[Exercise directions] What follows is a set of entries. Give them again exactly, without the pictures.

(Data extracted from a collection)
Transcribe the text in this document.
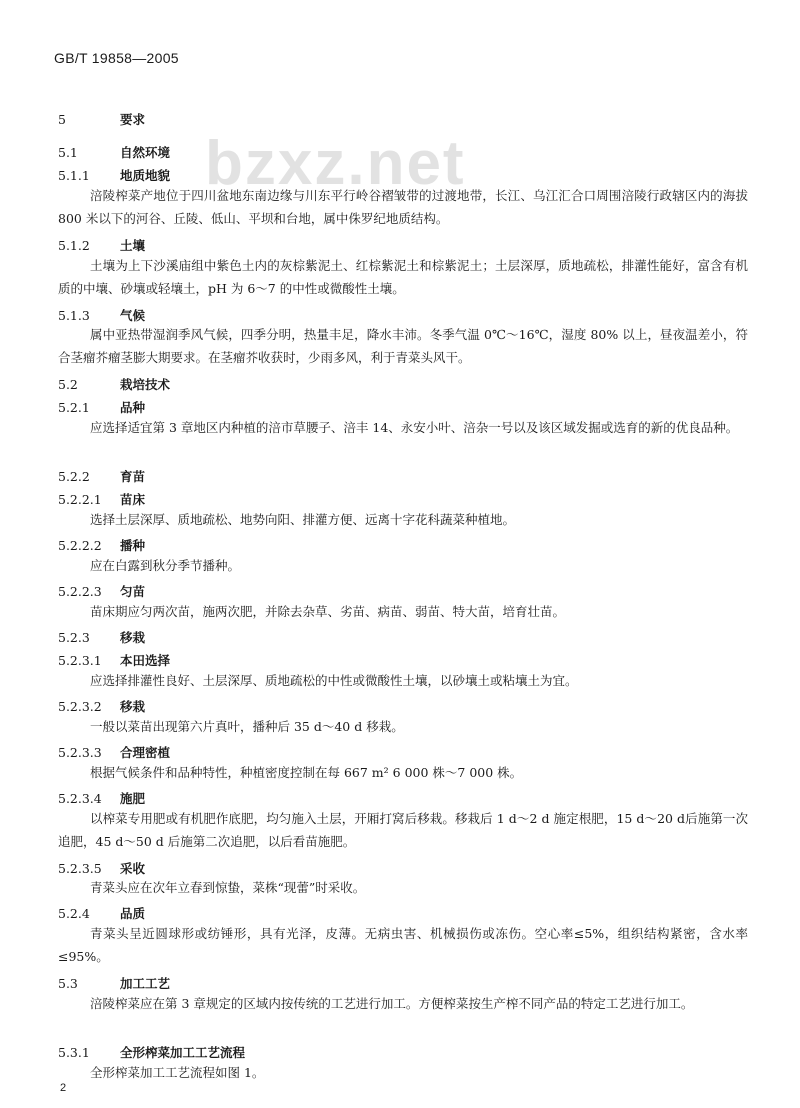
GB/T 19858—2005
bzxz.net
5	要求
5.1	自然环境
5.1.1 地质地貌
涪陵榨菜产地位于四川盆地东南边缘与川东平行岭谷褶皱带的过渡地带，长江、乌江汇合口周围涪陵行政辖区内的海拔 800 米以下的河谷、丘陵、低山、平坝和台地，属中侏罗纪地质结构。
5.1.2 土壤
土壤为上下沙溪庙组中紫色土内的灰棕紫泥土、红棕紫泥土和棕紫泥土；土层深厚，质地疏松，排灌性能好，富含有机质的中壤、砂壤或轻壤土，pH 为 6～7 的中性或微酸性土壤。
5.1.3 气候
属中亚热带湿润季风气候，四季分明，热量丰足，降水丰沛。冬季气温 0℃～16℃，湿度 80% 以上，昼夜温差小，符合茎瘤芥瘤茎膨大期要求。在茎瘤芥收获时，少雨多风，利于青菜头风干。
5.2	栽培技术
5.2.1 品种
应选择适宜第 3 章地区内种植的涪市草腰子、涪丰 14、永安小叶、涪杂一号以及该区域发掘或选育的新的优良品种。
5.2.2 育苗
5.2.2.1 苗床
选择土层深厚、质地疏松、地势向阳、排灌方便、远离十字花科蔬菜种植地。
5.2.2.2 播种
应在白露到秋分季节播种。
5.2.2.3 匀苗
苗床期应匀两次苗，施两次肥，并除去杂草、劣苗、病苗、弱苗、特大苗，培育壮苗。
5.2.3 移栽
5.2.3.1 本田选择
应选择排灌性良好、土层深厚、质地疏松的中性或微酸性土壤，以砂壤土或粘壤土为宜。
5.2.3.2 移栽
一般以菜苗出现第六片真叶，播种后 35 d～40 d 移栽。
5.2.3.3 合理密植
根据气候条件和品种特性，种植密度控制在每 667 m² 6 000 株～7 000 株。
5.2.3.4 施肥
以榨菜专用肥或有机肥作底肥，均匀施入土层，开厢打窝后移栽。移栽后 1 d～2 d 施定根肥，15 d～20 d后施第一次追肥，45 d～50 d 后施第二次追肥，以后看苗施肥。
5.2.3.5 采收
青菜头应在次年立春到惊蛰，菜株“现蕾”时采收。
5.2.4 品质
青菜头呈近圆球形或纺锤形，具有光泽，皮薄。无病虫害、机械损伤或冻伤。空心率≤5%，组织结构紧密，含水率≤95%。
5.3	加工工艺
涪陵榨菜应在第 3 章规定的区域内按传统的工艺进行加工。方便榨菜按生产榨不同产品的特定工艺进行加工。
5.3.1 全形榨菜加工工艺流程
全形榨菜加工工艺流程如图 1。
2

[Response to the task]
Transcribe the text in this document.
GB/T 19858—2005
bzxz.net
5	要求
5.1	自然环境
5.1.1 地质地貌
涪陵榨菜产地位于四川盆地东南边缘与川东平行岭谷褶皱带的过渡地带，长江、乌江汇合口周围涪陵行政辖区内的海拔 800 米以下的河谷、丘陵、低山、平坝和台地，属中侏罗纪地质结构。
5.1.2 土壤
土壤为上下沙溪庙组中紫色土内的灰棕紫泥土、红棕紫泥土和棕紫泥土；土层深厚，质地疏松，排灌性能好，富含有机质的中壤、砂壤或轻壤土，pH 为 6～7 的中性或微酸性土壤。
5.1.3 气候
属中亚热带湿润季风气候，四季分明，热量丰足，降水丰沛。冬季气温 0℃～16℃，湿度 80% 以上，昼夜温差小，符合茎瘤芥瘤茎膨大期要求。在茎瘤芥收获时，少雨多风，利于青菜头风干。
5.2	栽培技术
5.2.1 品种
应选择适宜第 3 章地区内种植的涪市草腰子、涪丰 14、永安小叶、涪杂一号以及该区域发掘或选育的新的优良品种。
5.2.2 育苗
5.2.2.1 苗床
选择土层深厚、质地疏松、地势向阳、排灌方便、远离十字花科蔬菜种植地。
5.2.2.2 播种
应在白露到秋分季节播种。
5.2.2.3 匀苗
苗床期应匀两次苗，施两次肥，并除去杂草、劣苗、病苗、弱苗、特大苗，培育壮苗。
5.2.3 移栽
5.2.3.1 本田选择
应选择排灌性良好、土层深厚、质地疏松的中性或微酸性土壤，以砂壤土或粘壤土为宜。
5.2.3.2 移栽
一般以菜苗出现第六片真叶，播种后 35 d～40 d 移栽。
5.2.3.3 合理密植
根据气候条件和品种特性，种植密度控制在每 667 m² 6 000 株～7 000 株。
5.2.3.4 施肥
以榨菜专用肥或有机肥作底肥，均匀施入土层，开厢打窝后移栽。移栽后 1 d～2 d 施定根肥，15 d～20 d后施第一次追肥，45 d～50 d 后施第二次追肥，以后看苗施肥。
5.2.3.5 采收
青菜头应在次年立春到惊蛰，菜株“现蕾”时采收。
5.2.4 品质
青菜头呈近圆球形或纺锤形，具有光泽，皮薄。无病虫害、机械损伤或冻伤。空心率≤5%，组织结构紧密，含水率≤95%。
5.3	加工工艺
涪陵榨菜应在第 3 章规定的区域内按传统的工艺进行加工。方便榨菜按生产榨不同产品的特定工艺进行加工。
5.3.1 全形榨菜加工工艺流程
全形榨菜加工工艺流程如图 1。
2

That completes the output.